YOUR INSTRUCTIONS> Every entry must be repeated exactly. Exclude all pictures.

THE RECORDS>
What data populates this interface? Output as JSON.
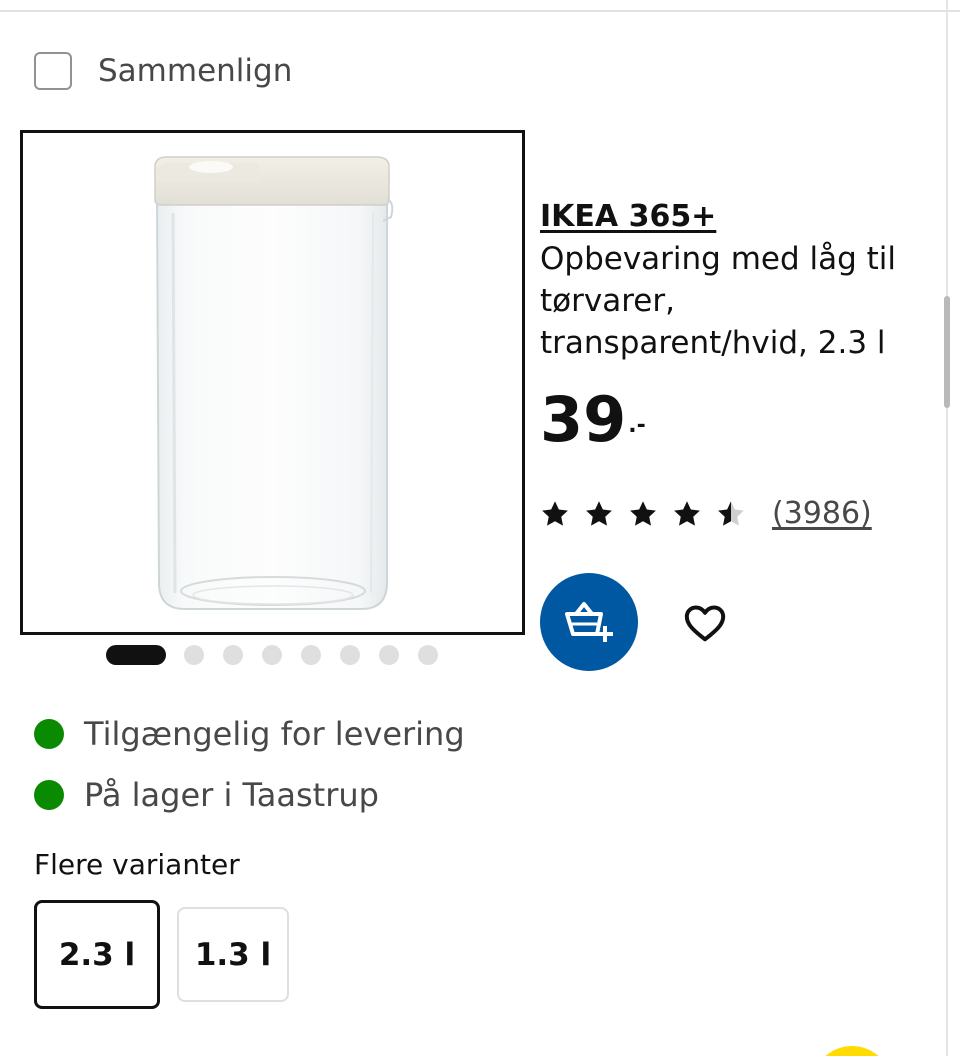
{
  "compare": {
    "label": "Sammenlign",
    "checked": false
  },
  "product": {
    "brand": "IKEA 365+",
    "description": "Opbevaring med låg til tørvarer, transparent/hvid, 2.3 l",
    "price": {
      "amount": "39",
      "suffix": ".-"
    },
    "rating": {
      "stars": 4.5,
      "max": 5,
      "count_label": "(3986)"
    }
  },
  "carousel": {
    "total": 8,
    "active_index": 0
  },
  "actions": {
    "add_to_cart_icon": "basket-plus-icon",
    "favorite_icon": "heart-icon"
  },
  "availability": [
    {
      "text": "Tilgængelig for levering",
      "color": "#0a8a00"
    },
    {
      "text": "På lager i Taastrup",
      "color": "#0a8a00"
    }
  ],
  "variants": {
    "title": "Flere varianter",
    "options": [
      {
        "label": "2.3 l",
        "selected": true
      },
      {
        "label": "1.3 l",
        "selected": false
      }
    ]
  },
  "colors": {
    "accent": "#0058a3",
    "stock": "#0a8a00",
    "text": "#111111"
  }
}
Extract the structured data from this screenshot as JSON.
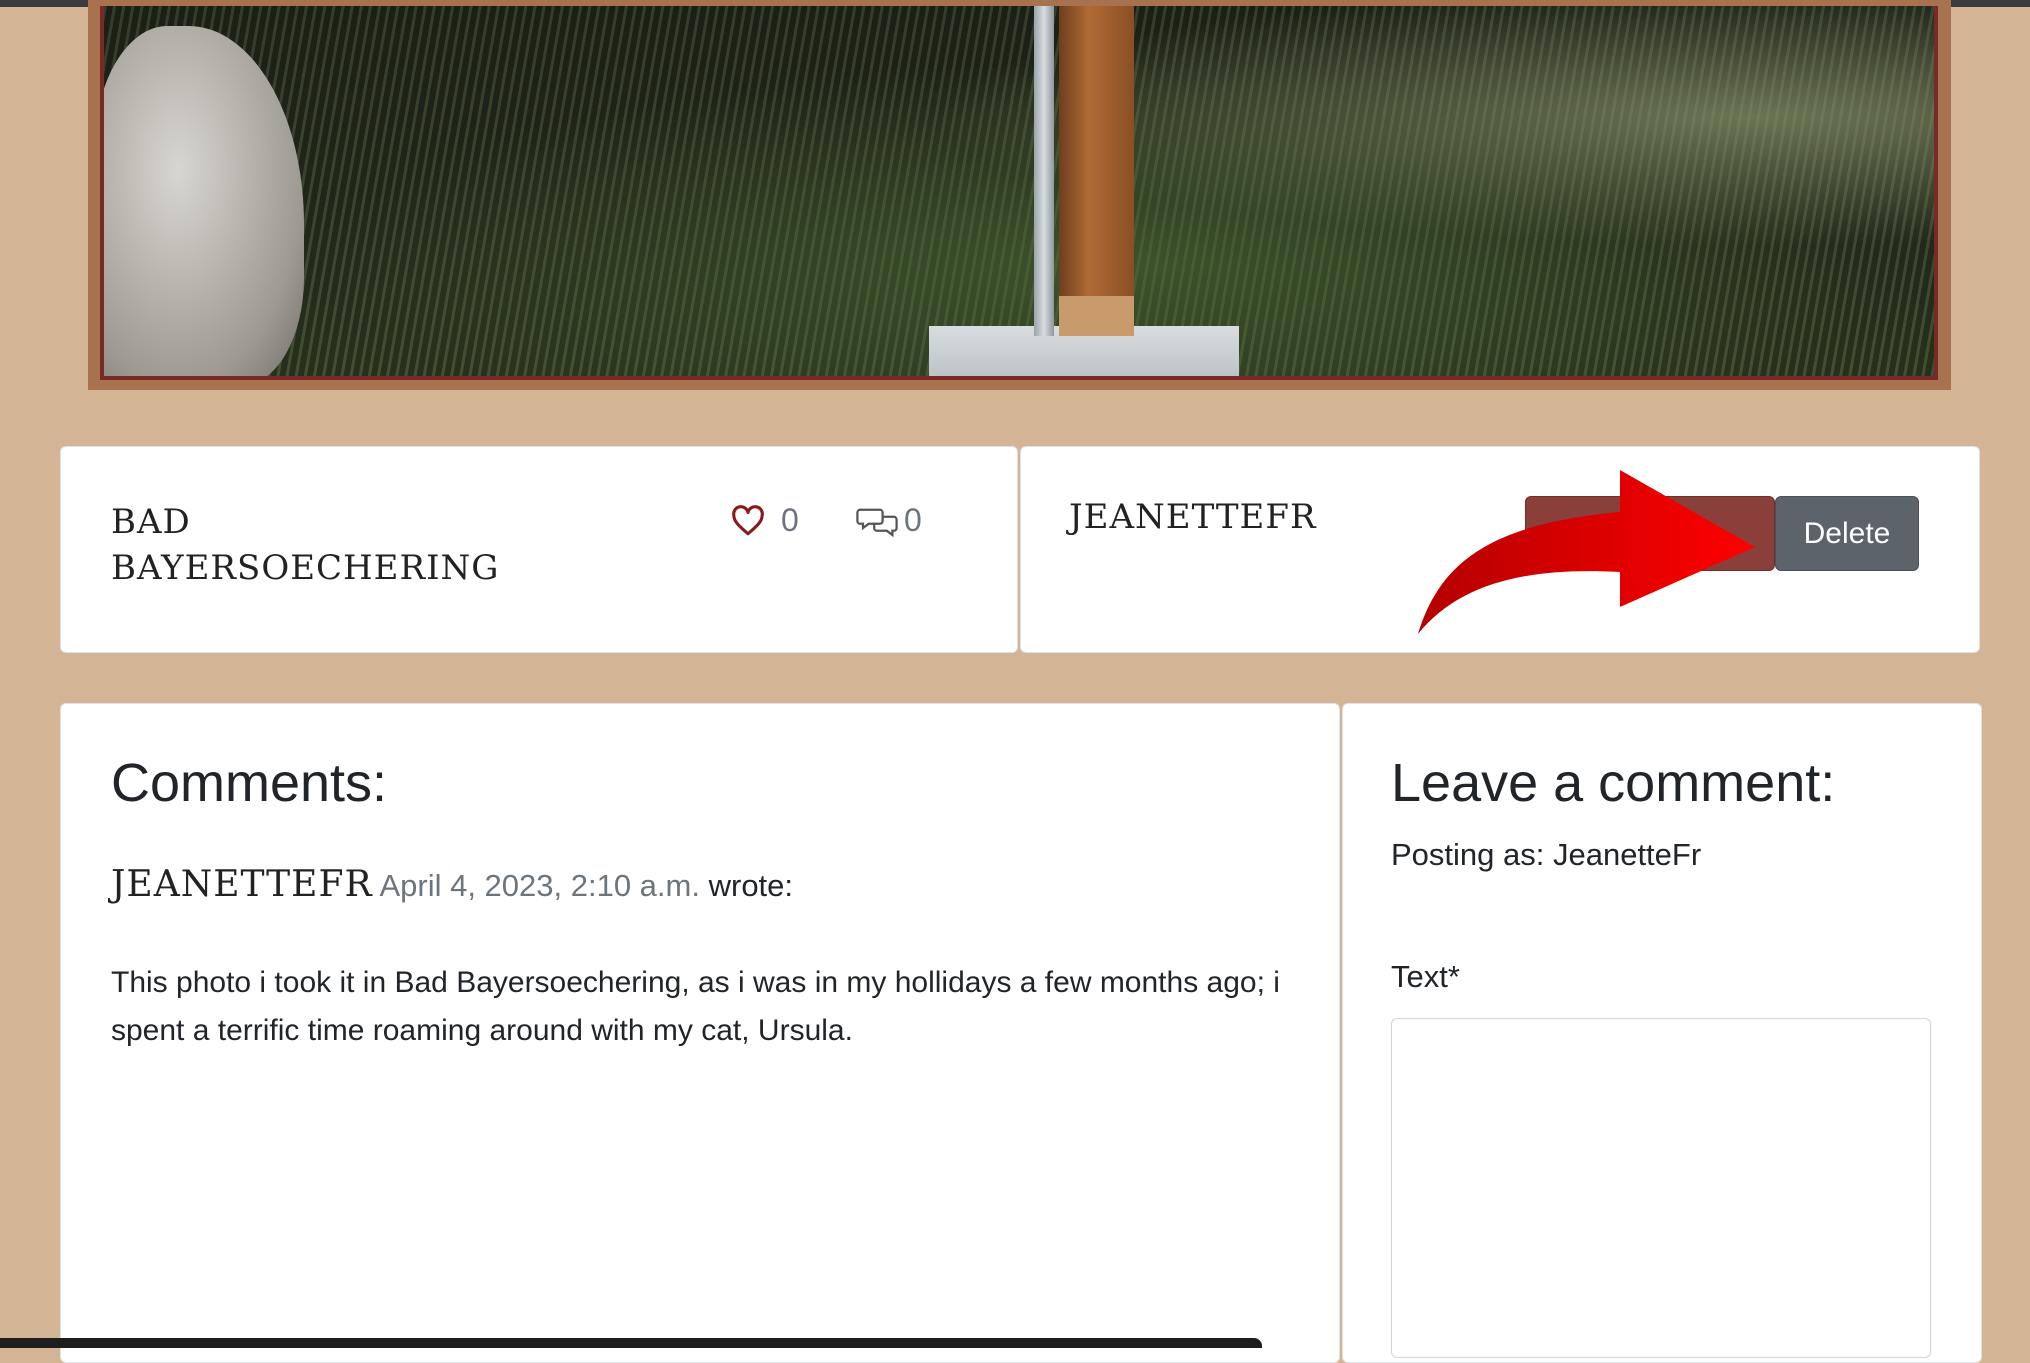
{
  "post": {
    "title": "Bad Bayersoechering",
    "likes": "0",
    "comments": "0",
    "author": "JeanetteFr",
    "edit_label": "Edit",
    "delete_label": "Delete"
  },
  "comments_section": {
    "heading": "Comments:",
    "items": [
      {
        "author": "JeanetteFr",
        "date": "April 4, 2023, 2:10 a.m.",
        "wrote": "wrote:",
        "text": "This photo i took it in Bad Bayersoechering, as i was in my hollidays a few months ago; i spent a terrific time roaming around with my cat, Ursula."
      }
    ]
  },
  "comment_form": {
    "heading": "Leave a comment:",
    "posting_as": "Posting as: JeanetteFr",
    "text_label": "Text*",
    "text_value": ""
  },
  "colors": {
    "page_bg": "#d3b596",
    "accent": "#8a3f3a",
    "delete_button": "#5c636a",
    "annotation_arrow": "#e50000"
  },
  "icons": {
    "like": "heart-icon",
    "comments": "chat-bubbles-icon",
    "annotation": "red-arrow-icon"
  }
}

ANSWER TO THIS TASK>
What data populates this interface? Output as JSON.
{
  "compare": {
    "label": "Sammenlign",
    "checked": false
  },
  "product": {
    "brand": "IKEA 365+",
    "description": "Opbevaring med låg til tørvarer, transparent/hvid, 2.3 l",
    "price": {
      "amount": "39",
      "suffix": ".-"
    },
    "rating": {
      "stars": 4.5,
      "max": 5,
      "count_label": "(3986)"
    }
  },
  "carousel": {
    "total": 8,
    "active_index": 0
  },
  "actions": {
    "add_to_cart_icon": "basket-plus-icon",
    "favorite_icon": "heart-icon"
  },
  "availability": [
    {
      "text": "Tilgængelig for levering",
      "color": "#0a8a00"
    },
    {
      "text": "På lager i Taastrup",
      "color": "#0a8a00"
    }
  ],
  "variants": {
    "title": "Flere varianter",
    "options": [
      {
        "label": "2.3 l",
        "selected": true
      },
      {
        "label": "1.3 l",
        "selected": false
      }
    ]
  },
  "colors": {
    "accent": "#0058a3",
    "stock": "#0a8a00",
    "text": "#111111"
  }
}
Extract the structured data from this screenshot as JSON.
{
  "post": {
    "title": "Bad Bayersoechering",
    "likes": "0",
    "comments": "0",
    "author": "JeanetteFr",
    "edit_label": "Edit",
    "delete_label": "Delete"
  },
  "comments_section": {
    "heading": "Comments:",
    "items": [
      {
        "author": "JeanetteFr",
        "date": "April 4, 2023, 2:10 a.m.",
        "wrote": "wrote:",
        "text": "This photo i took it in Bad Bayersoechering, as i was in my hollidays a few months ago; i spent a terrific time roaming around with my cat, Ursula."
      }
    ]
  },
  "comment_form": {
    "heading": "Leave a comment:",
    "posting_as": "Posting as: JeanetteFr",
    "text_label": "Text*",
    "text_value": ""
  },
  "colors": {
    "page_bg": "#d3b596",
    "accent": "#8a3f3a",
    "delete_button": "#5c636a",
    "annotation_arrow": "#e50000"
  },
  "icons": {
    "like": "heart-icon",
    "comments": "chat-bubbles-icon",
    "annotation": "red-arrow-icon"
  }
}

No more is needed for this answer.